## MATERIAL SUPPLIED
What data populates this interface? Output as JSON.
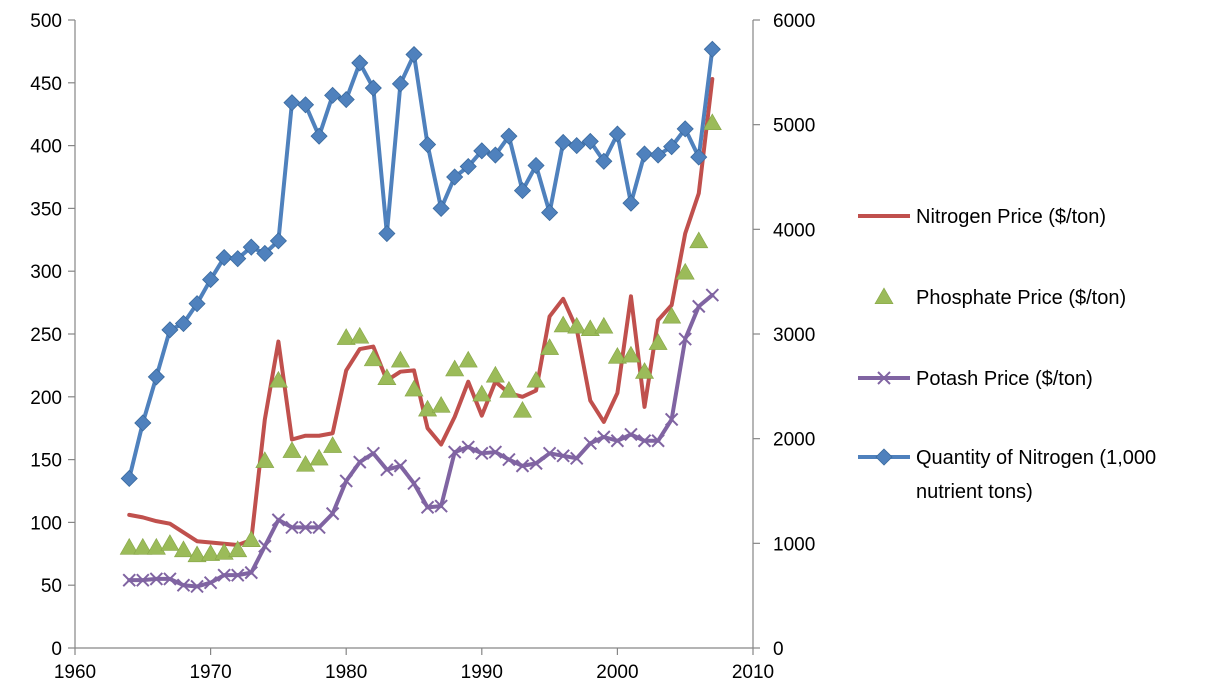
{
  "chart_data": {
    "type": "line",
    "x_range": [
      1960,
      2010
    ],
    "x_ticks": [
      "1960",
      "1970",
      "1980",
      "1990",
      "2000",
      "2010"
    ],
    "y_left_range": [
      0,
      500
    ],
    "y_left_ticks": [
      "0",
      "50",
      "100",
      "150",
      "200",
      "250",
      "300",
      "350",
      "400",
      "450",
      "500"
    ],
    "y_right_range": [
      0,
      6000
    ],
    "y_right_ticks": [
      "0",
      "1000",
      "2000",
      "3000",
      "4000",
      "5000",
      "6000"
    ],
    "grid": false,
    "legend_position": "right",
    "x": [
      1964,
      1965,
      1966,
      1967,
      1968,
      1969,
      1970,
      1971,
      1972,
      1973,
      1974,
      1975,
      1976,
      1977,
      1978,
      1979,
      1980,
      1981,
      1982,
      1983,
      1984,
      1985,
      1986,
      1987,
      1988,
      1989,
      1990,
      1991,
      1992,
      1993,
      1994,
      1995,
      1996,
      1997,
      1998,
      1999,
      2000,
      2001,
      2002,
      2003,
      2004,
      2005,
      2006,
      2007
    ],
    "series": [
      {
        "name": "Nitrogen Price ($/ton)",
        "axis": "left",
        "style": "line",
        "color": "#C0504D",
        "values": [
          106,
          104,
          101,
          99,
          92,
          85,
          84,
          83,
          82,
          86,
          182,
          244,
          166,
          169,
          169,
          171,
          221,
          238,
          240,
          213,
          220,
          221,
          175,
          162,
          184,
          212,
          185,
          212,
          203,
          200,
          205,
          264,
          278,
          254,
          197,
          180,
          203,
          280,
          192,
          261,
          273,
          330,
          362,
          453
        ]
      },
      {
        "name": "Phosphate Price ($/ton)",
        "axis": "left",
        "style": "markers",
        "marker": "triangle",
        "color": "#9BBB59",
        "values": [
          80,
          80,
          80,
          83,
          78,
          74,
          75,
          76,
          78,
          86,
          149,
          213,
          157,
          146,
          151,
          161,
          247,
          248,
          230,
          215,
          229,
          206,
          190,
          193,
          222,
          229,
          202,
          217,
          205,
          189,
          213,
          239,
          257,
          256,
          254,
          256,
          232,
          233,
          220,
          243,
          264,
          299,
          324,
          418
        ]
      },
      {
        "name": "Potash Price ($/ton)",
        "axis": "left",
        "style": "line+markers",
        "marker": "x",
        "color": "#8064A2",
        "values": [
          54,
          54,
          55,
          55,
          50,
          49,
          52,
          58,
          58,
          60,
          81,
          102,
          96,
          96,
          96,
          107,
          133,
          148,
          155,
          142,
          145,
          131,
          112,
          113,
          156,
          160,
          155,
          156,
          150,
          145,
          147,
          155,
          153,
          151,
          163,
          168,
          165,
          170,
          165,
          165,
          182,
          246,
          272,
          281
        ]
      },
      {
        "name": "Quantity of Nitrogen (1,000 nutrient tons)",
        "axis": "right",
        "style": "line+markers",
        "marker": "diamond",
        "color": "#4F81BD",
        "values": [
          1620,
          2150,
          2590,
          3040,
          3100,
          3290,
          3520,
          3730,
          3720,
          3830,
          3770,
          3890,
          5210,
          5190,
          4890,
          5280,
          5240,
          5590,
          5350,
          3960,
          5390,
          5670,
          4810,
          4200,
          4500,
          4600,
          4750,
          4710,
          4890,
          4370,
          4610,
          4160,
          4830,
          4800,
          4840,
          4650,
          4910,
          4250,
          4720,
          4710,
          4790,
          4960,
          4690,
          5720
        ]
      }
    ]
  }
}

## YOUR INSTRUCTIONS
Each record above should come back exactly the same, only without its pictures.

## WRITTEN ANSWER
What data populates this interface? Output as JSON.
{
  "chart_data": {
    "type": "line",
    "x_range": [
      1960,
      2010
    ],
    "x_ticks": [
      "1960",
      "1970",
      "1980",
      "1990",
      "2000",
      "2010"
    ],
    "y_left_range": [
      0,
      500
    ],
    "y_left_ticks": [
      "0",
      "50",
      "100",
      "150",
      "200",
      "250",
      "300",
      "350",
      "400",
      "450",
      "500"
    ],
    "y_right_range": [
      0,
      6000
    ],
    "y_right_ticks": [
      "0",
      "1000",
      "2000",
      "3000",
      "4000",
      "5000",
      "6000"
    ],
    "grid": false,
    "legend_position": "right",
    "x": [
      1964,
      1965,
      1966,
      1967,
      1968,
      1969,
      1970,
      1971,
      1972,
      1973,
      1974,
      1975,
      1976,
      1977,
      1978,
      1979,
      1980,
      1981,
      1982,
      1983,
      1984,
      1985,
      1986,
      1987,
      1988,
      1989,
      1990,
      1991,
      1992,
      1993,
      1994,
      1995,
      1996,
      1997,
      1998,
      1999,
      2000,
      2001,
      2002,
      2003,
      2004,
      2005,
      2006,
      2007
    ],
    "series": [
      {
        "name": "Nitrogen Price ($/ton)",
        "axis": "left",
        "style": "line",
        "color": "#C0504D",
        "values": [
          106,
          104,
          101,
          99,
          92,
          85,
          84,
          83,
          82,
          86,
          182,
          244,
          166,
          169,
          169,
          171,
          221,
          238,
          240,
          213,
          220,
          221,
          175,
          162,
          184,
          212,
          185,
          212,
          203,
          200,
          205,
          264,
          278,
          254,
          197,
          180,
          203,
          280,
          192,
          261,
          273,
          330,
          362,
          453
        ]
      },
      {
        "name": "Phosphate Price ($/ton)",
        "axis": "left",
        "style": "markers",
        "marker": "triangle",
        "color": "#9BBB59",
        "values": [
          80,
          80,
          80,
          83,
          78,
          74,
          75,
          76,
          78,
          86,
          149,
          213,
          157,
          146,
          151,
          161,
          247,
          248,
          230,
          215,
          229,
          206,
          190,
          193,
          222,
          229,
          202,
          217,
          205,
          189,
          213,
          239,
          257,
          256,
          254,
          256,
          232,
          233,
          220,
          243,
          264,
          299,
          324,
          418
        ]
      },
      {
        "name": "Potash Price ($/ton)",
        "axis": "left",
        "style": "line+markers",
        "marker": "x",
        "color": "#8064A2",
        "values": [
          54,
          54,
          55,
          55,
          50,
          49,
          52,
          58,
          58,
          60,
          81,
          102,
          96,
          96,
          96,
          107,
          133,
          148,
          155,
          142,
          145,
          131,
          112,
          113,
          156,
          160,
          155,
          156,
          150,
          145,
          147,
          155,
          153,
          151,
          163,
          168,
          165,
          170,
          165,
          165,
          182,
          246,
          272,
          281
        ]
      },
      {
        "name": "Quantity of Nitrogen (1,000 nutrient tons)",
        "axis": "right",
        "style": "line+markers",
        "marker": "diamond",
        "color": "#4F81BD",
        "values": [
          1620,
          2150,
          2590,
          3040,
          3100,
          3290,
          3520,
          3730,
          3720,
          3830,
          3770,
          3890,
          5210,
          5190,
          4890,
          5280,
          5240,
          5590,
          5350,
          3960,
          5390,
          5670,
          4810,
          4200,
          4500,
          4600,
          4750,
          4710,
          4890,
          4370,
          4610,
          4160,
          4830,
          4800,
          4840,
          4650,
          4910,
          4250,
          4720,
          4710,
          4790,
          4960,
          4690,
          5720
        ]
      }
    ]
  }
}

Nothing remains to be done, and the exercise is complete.